From the entries below, pull out each line where "ylabel" appears.

--- start RECORD EXTRACTS ---

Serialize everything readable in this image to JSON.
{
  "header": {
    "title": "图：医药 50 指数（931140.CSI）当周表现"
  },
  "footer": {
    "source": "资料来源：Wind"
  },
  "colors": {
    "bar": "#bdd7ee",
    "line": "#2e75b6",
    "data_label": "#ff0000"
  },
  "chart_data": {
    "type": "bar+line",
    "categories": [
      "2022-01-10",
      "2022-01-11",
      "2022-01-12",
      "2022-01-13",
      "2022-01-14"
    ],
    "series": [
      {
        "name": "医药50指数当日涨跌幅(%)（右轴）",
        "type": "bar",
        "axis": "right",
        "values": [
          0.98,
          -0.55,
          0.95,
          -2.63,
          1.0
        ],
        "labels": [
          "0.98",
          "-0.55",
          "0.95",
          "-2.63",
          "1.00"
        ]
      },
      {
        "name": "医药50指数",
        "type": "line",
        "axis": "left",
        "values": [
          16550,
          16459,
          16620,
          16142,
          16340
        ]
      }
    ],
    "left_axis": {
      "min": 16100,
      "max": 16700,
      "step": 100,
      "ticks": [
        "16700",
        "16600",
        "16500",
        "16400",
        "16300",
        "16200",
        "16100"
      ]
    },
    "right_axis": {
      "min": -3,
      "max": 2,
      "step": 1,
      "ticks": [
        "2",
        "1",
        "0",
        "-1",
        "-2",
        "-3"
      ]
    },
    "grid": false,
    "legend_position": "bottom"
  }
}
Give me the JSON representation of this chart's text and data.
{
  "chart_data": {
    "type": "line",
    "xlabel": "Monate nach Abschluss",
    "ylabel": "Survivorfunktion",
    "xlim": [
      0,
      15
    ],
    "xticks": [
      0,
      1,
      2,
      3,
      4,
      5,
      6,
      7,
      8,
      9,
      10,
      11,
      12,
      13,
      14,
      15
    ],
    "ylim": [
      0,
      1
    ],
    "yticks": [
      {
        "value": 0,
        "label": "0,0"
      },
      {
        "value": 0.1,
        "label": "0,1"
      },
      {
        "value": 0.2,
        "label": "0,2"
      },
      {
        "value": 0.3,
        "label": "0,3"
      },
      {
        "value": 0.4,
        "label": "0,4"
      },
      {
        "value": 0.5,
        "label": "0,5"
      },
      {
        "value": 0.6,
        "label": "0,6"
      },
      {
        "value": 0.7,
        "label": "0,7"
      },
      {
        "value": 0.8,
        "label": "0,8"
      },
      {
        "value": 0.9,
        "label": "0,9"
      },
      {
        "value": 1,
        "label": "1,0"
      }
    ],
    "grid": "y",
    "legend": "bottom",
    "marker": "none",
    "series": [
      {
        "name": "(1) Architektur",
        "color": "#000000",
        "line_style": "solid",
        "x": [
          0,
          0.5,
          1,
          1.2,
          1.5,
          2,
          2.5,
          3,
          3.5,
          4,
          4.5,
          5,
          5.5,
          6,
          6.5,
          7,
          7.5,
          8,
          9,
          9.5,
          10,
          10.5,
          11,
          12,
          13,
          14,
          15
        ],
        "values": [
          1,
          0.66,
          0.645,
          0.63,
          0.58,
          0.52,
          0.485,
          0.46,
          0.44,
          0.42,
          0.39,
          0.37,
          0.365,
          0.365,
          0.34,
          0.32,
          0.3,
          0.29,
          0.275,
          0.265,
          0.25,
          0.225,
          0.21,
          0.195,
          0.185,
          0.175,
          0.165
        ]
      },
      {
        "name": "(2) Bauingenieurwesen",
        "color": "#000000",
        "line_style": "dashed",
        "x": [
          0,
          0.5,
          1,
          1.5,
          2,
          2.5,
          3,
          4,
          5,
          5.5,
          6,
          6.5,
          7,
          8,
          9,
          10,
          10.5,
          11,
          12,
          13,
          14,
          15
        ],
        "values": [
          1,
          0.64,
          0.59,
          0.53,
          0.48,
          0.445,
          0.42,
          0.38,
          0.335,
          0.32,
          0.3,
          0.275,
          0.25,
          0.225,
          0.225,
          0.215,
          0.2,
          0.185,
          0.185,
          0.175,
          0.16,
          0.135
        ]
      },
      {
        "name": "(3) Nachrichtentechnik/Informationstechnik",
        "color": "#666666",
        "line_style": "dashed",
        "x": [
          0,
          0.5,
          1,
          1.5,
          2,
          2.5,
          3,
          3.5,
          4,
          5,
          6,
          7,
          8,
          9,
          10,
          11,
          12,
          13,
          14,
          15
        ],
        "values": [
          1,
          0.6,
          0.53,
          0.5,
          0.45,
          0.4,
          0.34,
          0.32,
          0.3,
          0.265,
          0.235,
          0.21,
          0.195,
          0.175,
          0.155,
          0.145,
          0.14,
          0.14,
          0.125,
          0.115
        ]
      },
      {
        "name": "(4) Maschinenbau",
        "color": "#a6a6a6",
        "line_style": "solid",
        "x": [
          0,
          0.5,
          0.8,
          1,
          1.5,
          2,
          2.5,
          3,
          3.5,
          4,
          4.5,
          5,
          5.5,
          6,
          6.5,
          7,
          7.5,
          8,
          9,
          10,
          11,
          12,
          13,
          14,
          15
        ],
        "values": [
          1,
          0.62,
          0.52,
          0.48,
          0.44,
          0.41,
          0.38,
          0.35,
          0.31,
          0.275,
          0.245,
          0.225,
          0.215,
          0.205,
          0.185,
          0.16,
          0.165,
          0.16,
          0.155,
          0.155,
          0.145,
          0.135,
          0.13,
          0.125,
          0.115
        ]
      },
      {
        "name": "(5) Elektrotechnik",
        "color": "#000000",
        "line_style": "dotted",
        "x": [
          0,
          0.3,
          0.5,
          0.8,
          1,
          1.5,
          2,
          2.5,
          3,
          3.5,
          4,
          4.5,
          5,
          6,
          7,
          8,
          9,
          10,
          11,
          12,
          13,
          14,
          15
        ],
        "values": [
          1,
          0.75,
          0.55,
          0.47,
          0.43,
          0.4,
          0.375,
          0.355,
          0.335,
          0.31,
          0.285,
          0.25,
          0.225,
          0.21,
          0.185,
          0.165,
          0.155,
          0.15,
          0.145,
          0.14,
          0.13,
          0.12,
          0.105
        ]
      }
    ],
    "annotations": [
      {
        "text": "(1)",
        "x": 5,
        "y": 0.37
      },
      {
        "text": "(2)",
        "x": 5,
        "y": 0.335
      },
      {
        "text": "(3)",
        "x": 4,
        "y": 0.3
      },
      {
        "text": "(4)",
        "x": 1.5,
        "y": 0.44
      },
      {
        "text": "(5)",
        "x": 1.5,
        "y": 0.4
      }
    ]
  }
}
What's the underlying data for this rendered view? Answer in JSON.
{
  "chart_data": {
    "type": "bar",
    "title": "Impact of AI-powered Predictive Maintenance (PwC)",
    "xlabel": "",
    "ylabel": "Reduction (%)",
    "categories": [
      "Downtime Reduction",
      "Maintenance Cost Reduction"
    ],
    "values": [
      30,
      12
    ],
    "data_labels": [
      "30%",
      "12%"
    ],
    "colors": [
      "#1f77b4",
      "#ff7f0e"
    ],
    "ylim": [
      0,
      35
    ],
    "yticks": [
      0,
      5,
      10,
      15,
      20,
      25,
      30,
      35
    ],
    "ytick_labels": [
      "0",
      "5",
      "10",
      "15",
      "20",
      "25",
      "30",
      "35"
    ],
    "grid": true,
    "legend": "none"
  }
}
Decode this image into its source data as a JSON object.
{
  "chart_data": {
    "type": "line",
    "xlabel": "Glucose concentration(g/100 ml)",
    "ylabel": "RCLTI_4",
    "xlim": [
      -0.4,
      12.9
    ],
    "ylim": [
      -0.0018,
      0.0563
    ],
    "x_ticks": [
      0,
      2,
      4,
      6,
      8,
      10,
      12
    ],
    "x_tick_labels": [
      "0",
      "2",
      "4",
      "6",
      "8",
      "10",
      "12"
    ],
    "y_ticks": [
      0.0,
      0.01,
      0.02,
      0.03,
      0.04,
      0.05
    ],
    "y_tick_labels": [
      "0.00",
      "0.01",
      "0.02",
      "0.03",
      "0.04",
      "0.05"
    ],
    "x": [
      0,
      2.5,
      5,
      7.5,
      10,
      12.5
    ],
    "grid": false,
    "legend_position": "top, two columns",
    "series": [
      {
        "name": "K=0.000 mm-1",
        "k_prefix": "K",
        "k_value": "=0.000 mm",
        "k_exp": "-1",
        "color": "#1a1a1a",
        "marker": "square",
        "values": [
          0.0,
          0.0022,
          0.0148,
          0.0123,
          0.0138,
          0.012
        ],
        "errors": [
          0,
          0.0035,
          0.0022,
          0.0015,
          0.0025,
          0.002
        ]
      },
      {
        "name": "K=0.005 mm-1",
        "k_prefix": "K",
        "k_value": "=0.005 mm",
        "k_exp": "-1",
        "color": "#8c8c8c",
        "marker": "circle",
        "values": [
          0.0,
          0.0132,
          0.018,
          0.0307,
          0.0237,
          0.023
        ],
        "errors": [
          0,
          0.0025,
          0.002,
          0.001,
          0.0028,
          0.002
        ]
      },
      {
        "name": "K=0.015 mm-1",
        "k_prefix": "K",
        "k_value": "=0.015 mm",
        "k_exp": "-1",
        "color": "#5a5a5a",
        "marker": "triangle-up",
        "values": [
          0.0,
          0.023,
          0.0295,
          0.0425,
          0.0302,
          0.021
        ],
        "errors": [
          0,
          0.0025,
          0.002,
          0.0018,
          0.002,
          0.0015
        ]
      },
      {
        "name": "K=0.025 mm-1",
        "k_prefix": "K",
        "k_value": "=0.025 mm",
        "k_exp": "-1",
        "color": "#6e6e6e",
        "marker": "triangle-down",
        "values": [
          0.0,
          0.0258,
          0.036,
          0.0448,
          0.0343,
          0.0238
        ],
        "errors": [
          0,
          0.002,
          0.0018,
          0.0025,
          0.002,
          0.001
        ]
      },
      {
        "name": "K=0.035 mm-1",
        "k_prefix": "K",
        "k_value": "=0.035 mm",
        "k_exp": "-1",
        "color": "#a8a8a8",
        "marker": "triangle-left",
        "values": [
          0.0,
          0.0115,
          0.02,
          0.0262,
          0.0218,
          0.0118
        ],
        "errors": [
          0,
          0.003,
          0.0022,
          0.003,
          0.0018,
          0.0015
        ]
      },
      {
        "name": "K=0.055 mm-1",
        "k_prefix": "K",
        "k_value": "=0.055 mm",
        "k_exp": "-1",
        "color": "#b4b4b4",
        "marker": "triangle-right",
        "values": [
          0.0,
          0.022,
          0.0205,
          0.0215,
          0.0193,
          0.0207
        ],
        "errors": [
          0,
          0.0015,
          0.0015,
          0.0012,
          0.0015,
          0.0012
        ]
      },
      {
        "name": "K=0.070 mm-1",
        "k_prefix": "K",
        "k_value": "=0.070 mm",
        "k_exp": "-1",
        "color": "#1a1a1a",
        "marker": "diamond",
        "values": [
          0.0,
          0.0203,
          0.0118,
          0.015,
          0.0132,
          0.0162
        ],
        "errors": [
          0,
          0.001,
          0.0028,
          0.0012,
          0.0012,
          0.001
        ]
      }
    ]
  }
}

--- end RECORD EXTRACTS ---

TASK RESPONSE:
    "ylabel": "Survivorfunktion",
    "ylabel": "Reduction (%)",
    "ylabel": "RCLTI_4",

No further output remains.